__Your objective__
Copy out all lines carrying the word "están".
--- Start of Items ---
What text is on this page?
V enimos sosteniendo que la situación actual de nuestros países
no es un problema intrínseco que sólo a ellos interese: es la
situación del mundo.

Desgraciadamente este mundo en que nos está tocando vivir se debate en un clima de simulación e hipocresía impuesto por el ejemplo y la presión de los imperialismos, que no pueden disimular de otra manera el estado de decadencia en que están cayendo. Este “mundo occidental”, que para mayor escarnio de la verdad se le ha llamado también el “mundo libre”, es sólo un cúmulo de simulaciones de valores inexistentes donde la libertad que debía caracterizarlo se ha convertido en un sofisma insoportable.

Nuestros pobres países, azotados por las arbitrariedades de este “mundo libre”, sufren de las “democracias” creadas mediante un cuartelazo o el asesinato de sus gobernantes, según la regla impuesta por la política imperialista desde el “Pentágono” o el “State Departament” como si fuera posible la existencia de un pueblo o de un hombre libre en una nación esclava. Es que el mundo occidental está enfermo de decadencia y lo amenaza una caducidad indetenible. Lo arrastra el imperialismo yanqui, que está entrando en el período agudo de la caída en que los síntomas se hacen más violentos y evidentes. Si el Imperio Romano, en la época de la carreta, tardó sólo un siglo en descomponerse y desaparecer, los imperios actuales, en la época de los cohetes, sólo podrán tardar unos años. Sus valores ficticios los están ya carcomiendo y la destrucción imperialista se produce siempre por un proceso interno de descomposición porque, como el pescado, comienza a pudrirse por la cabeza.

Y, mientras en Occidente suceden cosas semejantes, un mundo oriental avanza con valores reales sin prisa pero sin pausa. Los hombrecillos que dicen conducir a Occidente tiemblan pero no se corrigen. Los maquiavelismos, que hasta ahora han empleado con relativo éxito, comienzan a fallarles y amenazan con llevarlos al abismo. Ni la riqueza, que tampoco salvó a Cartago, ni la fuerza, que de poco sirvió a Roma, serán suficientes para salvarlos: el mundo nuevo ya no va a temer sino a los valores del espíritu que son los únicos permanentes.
--- End of Items ---
__Response to this exercise__
Desgraciadamente este mundo en que nos está tocando vivir se debate en un clima de simulación e hipocresía impuesto por el ejemplo y la presión de los imperialismos, que no pueden disimular de otra manera el estado de decadencia en que están cayendo. Este “mundo occidental”, que para mayor escarnio de la verdad se le ha llamado también el “mundo libre”, es sólo un cúmulo de simulaciones de valores inexistentes donde la libertad que debía caracterizarlo se ha convertido en un sofisma insoportable.
Nuestros pobres países, azotados por las arbitrariedades de este “mundo libre”, sufren de las “democracias” creadas mediante un cuartelazo o el asesinato de sus gobernantes, según la regla impuesta por la política imperialista desde el “Pentágono” o el “State Departament” como si fuera posible la existencia de un pueblo o de un hombre libre en una nación esclava. Es que el mundo occidental está enfermo de decadencia y lo amenaza una caducidad indetenible. Lo arrastra el imperialismo yanqui, que está entrando en el período agudo de la caída en que los síntomas se hacen más violentos y evidentes. Si el Imperio Romano, en la época de la carreta, tardó sólo un siglo en descomponerse y desaparecer, los imperios actuales, en la época de los cohetes, sólo podrán tardar unos años. Sus valores ficticios los están ya carcomiendo y la destrucción imperialista se produce siempre por un proceso interno de descomposición porque, como el pescado, comienza a pudrirse por la cabeza.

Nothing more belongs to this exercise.